--- start Given data ---

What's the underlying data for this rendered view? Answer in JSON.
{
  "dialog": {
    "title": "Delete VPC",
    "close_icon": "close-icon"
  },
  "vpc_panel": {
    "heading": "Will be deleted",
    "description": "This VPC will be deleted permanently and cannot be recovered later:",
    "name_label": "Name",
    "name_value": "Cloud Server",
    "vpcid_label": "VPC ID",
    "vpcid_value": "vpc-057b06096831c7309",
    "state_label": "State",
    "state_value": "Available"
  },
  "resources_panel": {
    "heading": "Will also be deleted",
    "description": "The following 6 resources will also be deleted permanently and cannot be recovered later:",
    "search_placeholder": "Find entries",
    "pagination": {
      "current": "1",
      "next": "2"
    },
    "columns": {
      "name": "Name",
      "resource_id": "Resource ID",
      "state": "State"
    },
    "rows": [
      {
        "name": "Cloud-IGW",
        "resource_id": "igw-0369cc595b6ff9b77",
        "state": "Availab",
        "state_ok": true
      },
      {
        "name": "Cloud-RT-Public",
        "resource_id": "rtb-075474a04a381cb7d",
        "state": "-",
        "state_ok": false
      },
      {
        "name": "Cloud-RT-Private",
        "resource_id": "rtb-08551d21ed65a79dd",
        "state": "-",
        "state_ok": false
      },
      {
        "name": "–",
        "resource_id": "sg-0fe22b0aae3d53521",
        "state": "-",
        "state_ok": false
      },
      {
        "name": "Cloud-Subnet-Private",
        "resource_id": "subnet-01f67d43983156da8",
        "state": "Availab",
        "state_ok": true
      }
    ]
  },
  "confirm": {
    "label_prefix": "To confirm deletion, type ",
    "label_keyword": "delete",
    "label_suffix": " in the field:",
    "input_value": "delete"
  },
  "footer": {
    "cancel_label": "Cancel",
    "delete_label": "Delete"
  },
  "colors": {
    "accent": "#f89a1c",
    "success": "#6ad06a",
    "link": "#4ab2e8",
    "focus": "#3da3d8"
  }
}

--- end Given data ---

**Task:** Copy each entry exactly, with nothing added or dropped.

**Answer for this exercise:**
What's the underlying data for this rendered view? Answer in JSON.
{
  "dialog": {
    "title": "Delete VPC",
    "close_icon": "close-icon"
  },
  "vpc_panel": {
    "heading": "Will be deleted",
    "description": "This VPC will be deleted permanently and cannot be recovered later:",
    "name_label": "Name",
    "name_value": "Cloud Server",
    "vpcid_label": "VPC ID",
    "vpcid_value": "vpc-057b06096831c7309",
    "state_label": "State",
    "state_value": "Available"
  },
  "resources_panel": {
    "heading": "Will also be deleted",
    "description": "The following 6 resources will also be deleted permanently and cannot be recovered later:",
    "search_placeholder": "Find entries",
    "pagination": {
      "current": "1",
      "next": "2"
    },
    "columns": {
      "name": "Name",
      "resource_id": "Resource ID",
      "state": "State"
    },
    "rows": [
      {
        "name": "Cloud-IGW",
        "resource_id": "igw-0369cc595b6ff9b77",
        "state": "Availab",
        "state_ok": true
      },
      {
        "name": "Cloud-RT-Public",
        "resource_id": "rtb-075474a04a381cb7d",
        "state": "-",
        "state_ok": false
      },
      {
        "name": "Cloud-RT-Private",
        "resource_id": "rtb-08551d21ed65a79dd",
        "state": "-",
        "state_ok": false
      },
      {
        "name": "–",
        "resource_id": "sg-0fe22b0aae3d53521",
        "state": "-",
        "state_ok": false
      },
      {
        "name": "Cloud-Subnet-Private",
        "resource_id": "subnet-01f67d43983156da8",
        "state": "Availab",
        "state_ok": true
      }
    ]
  },
  "confirm": {
    "label_prefix": "To confirm deletion, type ",
    "label_keyword": "delete",
    "label_suffix": " in the field:",
    "input_value": "delete"
  },
  "footer": {
    "cancel_label": "Cancel",
    "delete_label": "Delete"
  },
  "colors": {
    "accent": "#f89a1c",
    "success": "#6ad06a",
    "link": "#4ab2e8",
    "focus": "#3da3d8"
  }
}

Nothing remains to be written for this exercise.